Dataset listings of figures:
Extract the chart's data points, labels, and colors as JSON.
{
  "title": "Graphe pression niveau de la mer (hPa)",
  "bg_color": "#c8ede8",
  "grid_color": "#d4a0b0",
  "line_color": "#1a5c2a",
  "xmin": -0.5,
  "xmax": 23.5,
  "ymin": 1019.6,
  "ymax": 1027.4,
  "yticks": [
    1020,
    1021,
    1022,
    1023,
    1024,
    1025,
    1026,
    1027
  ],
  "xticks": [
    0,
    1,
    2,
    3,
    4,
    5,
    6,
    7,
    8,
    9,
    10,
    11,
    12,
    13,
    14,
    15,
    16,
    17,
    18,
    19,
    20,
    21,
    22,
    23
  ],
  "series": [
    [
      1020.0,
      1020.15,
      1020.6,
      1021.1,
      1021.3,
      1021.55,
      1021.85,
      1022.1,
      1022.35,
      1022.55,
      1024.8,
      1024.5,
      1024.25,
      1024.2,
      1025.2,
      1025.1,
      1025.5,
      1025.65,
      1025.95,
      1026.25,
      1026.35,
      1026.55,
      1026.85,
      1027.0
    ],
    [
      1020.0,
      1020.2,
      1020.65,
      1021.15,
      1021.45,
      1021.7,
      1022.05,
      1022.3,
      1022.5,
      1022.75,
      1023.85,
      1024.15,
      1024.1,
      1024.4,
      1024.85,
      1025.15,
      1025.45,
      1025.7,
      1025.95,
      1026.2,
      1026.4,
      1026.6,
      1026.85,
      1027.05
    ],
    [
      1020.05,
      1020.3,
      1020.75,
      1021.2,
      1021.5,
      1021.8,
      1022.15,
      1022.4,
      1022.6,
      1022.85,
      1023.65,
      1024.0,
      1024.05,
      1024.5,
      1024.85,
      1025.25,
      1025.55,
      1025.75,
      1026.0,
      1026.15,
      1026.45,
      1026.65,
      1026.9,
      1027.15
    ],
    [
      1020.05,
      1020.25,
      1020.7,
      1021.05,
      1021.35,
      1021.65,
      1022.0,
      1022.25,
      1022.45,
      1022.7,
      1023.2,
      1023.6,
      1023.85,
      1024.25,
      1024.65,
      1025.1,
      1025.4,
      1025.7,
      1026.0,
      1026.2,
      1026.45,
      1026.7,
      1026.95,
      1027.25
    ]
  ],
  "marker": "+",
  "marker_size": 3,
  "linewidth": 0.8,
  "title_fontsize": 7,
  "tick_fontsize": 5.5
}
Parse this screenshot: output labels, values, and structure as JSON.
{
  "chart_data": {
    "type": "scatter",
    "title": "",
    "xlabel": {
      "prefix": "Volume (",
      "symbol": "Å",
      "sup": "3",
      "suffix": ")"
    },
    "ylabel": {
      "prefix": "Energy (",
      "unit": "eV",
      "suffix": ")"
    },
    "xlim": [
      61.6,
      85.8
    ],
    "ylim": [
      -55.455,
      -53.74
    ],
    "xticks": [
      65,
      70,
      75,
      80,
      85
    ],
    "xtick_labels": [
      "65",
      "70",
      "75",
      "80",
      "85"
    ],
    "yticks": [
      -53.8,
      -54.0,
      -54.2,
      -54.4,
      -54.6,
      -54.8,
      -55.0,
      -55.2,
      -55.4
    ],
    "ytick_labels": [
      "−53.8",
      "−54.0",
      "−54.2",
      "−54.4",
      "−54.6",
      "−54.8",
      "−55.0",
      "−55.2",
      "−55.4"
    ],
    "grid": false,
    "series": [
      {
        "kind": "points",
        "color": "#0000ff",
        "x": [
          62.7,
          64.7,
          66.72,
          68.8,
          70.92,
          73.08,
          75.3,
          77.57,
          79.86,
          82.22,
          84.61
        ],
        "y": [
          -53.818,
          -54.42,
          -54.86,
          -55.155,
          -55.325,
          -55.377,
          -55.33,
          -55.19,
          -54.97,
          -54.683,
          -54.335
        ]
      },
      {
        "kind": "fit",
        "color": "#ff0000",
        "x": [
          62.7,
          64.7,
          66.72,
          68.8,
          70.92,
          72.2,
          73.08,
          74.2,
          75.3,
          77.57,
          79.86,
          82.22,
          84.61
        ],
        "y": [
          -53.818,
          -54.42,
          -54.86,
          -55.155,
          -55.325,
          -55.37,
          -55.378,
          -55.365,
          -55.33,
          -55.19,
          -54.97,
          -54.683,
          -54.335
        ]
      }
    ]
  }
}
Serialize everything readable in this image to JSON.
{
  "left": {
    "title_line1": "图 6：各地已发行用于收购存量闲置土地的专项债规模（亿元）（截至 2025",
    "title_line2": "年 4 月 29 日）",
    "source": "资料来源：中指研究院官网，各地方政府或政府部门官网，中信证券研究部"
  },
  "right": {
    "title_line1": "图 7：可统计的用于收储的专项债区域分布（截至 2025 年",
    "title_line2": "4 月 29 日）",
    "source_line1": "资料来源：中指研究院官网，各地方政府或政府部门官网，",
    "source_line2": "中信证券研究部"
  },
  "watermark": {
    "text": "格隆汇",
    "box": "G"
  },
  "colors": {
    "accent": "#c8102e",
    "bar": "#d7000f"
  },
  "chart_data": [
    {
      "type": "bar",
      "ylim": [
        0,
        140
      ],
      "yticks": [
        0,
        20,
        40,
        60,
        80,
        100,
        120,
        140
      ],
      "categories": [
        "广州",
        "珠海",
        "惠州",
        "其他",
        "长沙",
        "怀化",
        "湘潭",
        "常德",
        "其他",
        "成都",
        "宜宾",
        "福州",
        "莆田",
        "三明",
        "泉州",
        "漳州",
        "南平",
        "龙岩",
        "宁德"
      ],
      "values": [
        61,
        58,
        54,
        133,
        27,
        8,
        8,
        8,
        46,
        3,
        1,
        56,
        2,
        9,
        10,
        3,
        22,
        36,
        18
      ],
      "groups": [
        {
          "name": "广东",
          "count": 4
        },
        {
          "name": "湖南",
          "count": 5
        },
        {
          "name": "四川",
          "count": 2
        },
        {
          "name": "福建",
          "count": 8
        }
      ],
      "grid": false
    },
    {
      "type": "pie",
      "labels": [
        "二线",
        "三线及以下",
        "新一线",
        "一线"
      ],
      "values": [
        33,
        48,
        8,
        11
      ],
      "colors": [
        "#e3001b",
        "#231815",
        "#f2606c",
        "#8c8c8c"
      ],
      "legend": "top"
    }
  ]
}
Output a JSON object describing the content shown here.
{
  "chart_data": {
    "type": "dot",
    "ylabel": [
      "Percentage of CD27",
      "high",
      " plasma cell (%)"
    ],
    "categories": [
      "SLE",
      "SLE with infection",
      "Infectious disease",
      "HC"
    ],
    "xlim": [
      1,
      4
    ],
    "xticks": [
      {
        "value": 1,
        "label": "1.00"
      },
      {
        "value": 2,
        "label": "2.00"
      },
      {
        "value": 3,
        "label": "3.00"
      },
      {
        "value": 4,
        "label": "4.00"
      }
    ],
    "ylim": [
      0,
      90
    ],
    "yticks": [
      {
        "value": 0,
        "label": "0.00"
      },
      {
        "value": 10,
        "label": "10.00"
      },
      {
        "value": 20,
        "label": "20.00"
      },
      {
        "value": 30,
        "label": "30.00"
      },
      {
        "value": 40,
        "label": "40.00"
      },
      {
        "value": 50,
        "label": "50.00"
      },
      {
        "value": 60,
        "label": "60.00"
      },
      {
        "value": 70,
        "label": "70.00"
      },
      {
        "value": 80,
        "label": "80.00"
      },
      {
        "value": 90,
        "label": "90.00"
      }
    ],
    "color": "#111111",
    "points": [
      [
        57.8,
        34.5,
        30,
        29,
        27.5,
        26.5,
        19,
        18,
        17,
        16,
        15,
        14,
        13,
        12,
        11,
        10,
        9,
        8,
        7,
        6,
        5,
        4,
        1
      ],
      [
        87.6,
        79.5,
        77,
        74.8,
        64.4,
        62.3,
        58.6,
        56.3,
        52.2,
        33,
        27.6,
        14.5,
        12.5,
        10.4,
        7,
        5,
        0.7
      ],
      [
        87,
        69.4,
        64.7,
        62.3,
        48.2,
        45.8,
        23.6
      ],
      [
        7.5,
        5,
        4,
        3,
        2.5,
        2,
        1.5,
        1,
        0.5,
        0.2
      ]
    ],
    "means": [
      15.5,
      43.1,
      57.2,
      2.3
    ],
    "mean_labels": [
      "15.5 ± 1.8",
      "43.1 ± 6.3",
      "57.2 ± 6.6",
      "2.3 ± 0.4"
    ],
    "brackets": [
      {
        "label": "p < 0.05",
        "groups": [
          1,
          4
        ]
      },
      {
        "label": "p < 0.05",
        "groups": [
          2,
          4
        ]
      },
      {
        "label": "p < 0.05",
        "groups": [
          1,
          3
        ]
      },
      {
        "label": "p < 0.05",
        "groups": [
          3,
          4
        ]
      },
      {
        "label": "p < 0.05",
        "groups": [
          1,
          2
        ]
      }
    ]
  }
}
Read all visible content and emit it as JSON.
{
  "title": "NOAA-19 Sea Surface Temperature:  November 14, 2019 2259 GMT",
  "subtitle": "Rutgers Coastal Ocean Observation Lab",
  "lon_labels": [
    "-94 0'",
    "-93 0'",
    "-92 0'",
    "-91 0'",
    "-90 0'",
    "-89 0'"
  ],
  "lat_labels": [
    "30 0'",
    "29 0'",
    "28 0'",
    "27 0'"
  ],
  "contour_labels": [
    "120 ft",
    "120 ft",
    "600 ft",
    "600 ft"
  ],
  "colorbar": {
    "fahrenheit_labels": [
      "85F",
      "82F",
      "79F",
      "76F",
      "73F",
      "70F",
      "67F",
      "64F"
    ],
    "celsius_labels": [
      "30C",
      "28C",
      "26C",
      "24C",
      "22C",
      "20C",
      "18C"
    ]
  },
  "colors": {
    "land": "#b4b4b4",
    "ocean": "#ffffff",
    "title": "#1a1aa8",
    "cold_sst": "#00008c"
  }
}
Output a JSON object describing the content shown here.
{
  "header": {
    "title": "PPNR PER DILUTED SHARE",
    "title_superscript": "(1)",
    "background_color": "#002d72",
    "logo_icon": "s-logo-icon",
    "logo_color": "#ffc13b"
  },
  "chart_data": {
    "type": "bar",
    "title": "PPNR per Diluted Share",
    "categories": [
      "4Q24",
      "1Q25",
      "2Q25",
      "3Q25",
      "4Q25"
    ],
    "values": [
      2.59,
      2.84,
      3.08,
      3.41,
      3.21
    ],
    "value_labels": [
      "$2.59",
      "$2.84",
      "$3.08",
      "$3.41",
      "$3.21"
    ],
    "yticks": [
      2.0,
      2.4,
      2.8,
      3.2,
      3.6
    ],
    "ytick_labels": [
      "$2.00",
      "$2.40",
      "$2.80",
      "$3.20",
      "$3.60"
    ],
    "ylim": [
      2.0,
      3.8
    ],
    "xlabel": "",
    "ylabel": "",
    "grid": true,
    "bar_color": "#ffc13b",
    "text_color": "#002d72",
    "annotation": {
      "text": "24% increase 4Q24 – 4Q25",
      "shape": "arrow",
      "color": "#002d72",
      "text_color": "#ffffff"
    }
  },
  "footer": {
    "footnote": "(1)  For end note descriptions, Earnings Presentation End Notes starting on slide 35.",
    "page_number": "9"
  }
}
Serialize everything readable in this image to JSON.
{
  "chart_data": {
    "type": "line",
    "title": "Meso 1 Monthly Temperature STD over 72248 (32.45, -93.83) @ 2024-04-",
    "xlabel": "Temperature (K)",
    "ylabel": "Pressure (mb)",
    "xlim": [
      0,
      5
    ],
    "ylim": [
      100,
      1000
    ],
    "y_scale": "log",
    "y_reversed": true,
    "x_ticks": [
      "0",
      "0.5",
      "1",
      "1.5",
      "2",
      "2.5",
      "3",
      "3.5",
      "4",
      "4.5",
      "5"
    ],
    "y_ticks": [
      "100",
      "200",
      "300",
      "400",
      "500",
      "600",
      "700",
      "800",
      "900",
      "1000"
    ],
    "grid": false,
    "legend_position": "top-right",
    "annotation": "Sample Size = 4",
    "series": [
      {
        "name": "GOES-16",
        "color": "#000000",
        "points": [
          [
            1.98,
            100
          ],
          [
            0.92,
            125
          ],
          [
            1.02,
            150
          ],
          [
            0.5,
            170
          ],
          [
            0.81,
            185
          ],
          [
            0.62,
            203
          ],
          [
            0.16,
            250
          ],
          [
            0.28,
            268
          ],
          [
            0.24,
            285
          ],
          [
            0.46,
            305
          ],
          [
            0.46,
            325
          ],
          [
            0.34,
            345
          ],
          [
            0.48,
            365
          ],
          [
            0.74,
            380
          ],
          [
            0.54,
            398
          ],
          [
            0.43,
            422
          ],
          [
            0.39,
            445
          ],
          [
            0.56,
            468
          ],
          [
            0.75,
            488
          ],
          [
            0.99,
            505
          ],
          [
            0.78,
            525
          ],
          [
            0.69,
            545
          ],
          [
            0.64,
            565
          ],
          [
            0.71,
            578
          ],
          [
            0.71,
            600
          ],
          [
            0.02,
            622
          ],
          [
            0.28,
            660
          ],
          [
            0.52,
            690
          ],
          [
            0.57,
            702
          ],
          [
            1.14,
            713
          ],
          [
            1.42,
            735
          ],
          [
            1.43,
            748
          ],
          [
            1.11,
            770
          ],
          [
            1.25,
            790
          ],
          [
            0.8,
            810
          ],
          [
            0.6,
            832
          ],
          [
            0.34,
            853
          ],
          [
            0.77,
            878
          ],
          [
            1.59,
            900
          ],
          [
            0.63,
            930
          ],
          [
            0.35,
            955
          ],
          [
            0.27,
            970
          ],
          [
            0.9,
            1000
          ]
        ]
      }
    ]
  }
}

### WHAT THIS TASK INVOLVES
Read the entries and show each line that mentions "JSON".

### THE SOLUTION
Extract the chart's data points, labels, and colors as JSON.
Parse this screenshot: output labels, values, and structure as JSON.
Serialize everything readable in this image to JSON.
Output a JSON object describing the content shown here.
Read all visible content and emit it as JSON.
Output a JSON object describing the content shown here.
Serialize everything readable in this image to JSON.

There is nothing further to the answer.